→ SET TASK: Copy, from the entries below, each line where the word "dates" can be found.

→ INFORMATION SUPPLIED:

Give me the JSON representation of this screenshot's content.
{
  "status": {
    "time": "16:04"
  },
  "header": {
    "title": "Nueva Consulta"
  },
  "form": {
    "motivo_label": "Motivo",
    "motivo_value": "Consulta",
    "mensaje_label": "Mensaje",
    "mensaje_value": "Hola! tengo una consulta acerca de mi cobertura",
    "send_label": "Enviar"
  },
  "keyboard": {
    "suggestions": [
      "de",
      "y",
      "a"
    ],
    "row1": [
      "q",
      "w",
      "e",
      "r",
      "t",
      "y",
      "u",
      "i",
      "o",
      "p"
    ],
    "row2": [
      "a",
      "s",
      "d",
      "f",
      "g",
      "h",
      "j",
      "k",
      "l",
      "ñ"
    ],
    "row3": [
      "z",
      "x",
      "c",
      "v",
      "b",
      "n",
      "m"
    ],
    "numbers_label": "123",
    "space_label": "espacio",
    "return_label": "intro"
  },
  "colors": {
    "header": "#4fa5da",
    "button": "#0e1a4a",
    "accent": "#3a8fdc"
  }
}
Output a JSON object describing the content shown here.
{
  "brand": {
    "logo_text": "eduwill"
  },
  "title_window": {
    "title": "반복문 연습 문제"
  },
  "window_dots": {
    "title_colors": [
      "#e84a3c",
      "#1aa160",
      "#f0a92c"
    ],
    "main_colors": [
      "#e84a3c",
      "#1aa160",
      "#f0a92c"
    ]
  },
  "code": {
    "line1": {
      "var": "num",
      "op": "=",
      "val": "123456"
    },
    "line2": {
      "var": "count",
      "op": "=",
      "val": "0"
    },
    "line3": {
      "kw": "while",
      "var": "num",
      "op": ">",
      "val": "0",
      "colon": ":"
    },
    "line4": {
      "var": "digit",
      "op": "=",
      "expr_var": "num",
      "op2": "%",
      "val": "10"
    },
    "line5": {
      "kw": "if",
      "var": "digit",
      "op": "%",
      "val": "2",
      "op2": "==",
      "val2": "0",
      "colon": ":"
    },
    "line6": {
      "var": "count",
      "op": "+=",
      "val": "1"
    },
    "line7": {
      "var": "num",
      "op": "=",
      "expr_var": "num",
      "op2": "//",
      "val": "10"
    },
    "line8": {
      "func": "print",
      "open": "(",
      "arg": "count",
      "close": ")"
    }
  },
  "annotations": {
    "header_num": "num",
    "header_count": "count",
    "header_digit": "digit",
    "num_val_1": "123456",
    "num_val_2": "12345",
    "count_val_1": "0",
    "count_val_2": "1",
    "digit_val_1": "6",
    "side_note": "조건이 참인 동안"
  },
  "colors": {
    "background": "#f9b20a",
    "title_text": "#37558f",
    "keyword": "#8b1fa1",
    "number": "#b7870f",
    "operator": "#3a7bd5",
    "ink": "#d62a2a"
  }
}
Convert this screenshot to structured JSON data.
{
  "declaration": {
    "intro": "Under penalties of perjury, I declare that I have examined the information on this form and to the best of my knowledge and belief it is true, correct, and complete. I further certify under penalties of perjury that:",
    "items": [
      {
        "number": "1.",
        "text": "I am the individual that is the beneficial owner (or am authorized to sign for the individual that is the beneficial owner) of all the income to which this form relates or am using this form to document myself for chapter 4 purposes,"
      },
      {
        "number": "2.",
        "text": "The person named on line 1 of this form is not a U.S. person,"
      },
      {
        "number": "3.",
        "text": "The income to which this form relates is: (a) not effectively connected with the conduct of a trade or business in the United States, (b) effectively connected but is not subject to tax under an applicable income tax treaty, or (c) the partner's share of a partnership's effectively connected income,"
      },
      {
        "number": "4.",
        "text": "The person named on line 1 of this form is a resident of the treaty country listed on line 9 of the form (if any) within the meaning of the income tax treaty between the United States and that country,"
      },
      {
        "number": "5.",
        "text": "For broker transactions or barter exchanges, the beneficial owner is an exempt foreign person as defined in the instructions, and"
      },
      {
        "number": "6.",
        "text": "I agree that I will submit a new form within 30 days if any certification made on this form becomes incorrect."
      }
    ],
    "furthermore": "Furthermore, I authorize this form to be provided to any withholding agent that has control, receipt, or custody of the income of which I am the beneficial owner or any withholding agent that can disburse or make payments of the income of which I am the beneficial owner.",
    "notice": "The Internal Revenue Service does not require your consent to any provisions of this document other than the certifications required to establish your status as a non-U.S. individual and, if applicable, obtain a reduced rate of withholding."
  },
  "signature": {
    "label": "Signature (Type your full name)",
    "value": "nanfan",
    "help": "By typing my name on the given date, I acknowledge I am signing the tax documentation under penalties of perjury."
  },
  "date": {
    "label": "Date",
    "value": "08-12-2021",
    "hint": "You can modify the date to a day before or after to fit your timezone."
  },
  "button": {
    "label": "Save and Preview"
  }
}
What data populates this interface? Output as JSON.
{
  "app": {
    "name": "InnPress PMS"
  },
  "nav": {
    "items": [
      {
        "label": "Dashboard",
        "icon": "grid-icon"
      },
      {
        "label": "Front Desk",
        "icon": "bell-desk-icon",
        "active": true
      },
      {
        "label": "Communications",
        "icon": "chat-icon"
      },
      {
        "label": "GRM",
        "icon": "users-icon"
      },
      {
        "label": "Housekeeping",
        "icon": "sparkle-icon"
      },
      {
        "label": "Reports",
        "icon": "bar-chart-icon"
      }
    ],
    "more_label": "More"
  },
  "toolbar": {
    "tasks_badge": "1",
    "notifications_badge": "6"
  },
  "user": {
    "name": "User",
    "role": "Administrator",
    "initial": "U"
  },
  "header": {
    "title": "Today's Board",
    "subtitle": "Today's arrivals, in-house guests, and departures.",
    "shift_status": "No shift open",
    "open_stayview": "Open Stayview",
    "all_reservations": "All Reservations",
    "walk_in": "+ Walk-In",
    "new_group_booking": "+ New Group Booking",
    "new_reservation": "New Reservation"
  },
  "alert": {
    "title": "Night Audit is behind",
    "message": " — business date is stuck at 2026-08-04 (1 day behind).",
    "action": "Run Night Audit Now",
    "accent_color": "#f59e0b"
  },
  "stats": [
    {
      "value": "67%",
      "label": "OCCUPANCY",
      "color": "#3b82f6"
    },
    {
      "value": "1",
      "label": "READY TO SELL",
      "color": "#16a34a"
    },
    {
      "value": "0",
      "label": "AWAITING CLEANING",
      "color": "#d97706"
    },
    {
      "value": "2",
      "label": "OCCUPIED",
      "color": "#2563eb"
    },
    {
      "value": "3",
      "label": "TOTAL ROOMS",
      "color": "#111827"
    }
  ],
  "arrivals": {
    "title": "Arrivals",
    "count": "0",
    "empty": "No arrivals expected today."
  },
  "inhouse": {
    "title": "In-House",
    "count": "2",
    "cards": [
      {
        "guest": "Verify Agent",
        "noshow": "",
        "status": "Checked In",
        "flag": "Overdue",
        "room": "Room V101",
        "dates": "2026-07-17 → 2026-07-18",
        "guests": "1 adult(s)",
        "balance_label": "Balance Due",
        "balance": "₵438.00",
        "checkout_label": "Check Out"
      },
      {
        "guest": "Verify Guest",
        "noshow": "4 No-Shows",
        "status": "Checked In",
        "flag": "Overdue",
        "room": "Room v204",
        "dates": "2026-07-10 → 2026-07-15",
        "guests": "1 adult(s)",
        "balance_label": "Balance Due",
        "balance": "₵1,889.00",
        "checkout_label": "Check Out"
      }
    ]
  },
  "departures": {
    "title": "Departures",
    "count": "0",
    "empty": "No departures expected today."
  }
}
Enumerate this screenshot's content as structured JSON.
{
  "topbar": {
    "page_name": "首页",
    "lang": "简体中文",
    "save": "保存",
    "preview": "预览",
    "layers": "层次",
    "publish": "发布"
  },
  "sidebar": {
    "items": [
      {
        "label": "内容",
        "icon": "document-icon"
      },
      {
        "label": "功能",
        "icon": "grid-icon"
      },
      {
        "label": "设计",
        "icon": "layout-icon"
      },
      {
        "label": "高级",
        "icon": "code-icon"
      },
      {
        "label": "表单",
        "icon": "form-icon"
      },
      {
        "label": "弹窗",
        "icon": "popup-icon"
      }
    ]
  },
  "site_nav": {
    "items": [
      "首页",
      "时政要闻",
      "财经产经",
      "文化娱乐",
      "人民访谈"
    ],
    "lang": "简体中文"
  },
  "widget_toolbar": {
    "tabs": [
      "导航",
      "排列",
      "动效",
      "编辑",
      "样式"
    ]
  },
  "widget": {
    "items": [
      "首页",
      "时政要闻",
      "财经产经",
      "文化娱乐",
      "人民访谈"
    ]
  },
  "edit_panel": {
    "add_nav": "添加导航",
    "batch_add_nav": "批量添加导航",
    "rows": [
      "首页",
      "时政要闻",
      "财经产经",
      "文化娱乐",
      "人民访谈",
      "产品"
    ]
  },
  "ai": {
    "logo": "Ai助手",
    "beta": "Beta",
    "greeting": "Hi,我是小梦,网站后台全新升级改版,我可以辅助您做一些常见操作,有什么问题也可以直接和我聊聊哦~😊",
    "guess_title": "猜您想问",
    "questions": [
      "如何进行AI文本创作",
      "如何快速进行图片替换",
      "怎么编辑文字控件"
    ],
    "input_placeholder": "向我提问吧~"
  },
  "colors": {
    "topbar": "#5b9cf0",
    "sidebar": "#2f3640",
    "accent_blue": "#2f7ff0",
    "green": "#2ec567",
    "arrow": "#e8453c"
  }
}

→ ANSWER TO THE TASK:
        "dates": "2026-07-17 → 2026-07-18",
        "dates": "2026-07-10 → 2026-07-15",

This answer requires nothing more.